THE EXERCISE: Show all lines holding "pattern".

INPUT RECORDS:
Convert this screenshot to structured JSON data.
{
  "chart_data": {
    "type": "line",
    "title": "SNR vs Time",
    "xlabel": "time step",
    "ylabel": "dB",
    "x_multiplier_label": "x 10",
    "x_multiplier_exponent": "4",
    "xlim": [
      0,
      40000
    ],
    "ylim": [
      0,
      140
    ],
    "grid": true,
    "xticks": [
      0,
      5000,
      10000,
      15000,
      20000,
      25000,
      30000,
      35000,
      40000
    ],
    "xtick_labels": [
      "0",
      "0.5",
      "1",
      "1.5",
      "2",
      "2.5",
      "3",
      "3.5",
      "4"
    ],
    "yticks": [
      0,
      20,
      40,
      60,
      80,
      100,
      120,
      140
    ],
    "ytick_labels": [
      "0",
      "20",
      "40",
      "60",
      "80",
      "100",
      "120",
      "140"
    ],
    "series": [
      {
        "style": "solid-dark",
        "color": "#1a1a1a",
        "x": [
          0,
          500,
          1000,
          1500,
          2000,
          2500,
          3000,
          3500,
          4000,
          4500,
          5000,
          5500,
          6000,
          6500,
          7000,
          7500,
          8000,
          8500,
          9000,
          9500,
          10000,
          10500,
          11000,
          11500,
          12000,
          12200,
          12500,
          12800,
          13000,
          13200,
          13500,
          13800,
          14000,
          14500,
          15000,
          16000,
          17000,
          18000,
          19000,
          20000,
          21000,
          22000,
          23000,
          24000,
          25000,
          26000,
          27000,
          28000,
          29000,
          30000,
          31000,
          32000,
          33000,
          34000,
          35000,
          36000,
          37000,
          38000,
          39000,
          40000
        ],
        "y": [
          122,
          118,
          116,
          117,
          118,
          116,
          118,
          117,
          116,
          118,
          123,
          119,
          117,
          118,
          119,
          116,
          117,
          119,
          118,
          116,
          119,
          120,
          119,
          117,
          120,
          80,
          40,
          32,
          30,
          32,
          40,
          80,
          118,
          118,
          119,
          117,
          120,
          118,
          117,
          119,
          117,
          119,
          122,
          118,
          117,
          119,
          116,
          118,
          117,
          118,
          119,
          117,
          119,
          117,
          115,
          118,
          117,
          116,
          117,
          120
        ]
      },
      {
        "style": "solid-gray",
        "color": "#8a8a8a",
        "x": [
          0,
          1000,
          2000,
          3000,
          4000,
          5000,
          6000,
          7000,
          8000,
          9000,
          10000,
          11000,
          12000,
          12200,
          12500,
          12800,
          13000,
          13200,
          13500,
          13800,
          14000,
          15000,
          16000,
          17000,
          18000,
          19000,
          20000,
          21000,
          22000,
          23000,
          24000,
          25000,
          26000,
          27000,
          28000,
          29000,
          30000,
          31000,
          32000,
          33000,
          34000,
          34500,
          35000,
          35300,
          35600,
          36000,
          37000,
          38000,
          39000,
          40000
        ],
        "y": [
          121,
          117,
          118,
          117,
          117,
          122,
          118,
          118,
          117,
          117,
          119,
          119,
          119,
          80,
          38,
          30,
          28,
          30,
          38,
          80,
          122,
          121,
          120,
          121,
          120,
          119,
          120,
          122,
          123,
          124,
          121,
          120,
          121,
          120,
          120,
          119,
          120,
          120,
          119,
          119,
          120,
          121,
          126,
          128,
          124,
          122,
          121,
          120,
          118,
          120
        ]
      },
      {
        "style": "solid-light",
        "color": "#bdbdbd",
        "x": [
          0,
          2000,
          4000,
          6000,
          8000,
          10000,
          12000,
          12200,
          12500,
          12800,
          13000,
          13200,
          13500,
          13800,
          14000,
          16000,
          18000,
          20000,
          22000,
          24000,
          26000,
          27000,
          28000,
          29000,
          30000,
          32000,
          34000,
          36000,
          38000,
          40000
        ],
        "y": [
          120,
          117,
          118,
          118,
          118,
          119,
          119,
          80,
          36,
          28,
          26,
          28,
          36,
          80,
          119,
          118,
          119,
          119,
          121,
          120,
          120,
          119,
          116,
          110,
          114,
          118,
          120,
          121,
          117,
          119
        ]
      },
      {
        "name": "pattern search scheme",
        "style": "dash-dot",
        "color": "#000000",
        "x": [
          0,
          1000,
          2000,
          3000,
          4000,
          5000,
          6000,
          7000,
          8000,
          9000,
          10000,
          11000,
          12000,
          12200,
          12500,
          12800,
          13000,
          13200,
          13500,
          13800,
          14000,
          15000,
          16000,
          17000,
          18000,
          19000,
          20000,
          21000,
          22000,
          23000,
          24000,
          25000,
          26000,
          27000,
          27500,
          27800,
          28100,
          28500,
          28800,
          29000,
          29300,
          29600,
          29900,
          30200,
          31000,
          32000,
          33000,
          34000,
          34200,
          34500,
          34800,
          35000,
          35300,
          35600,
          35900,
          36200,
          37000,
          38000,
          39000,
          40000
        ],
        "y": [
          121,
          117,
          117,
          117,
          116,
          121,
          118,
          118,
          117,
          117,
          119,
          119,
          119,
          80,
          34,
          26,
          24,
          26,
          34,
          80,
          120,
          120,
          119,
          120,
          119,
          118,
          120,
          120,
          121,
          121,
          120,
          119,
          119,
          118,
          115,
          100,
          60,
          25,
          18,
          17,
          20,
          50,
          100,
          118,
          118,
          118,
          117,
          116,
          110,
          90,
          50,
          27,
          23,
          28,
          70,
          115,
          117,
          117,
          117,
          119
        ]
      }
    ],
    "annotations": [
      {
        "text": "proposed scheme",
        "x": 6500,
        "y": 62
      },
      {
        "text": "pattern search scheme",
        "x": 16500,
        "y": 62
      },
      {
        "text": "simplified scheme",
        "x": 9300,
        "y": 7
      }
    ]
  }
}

IN RESPONSE:
        "name": "pattern search scheme",
        "text": "pattern search scheme",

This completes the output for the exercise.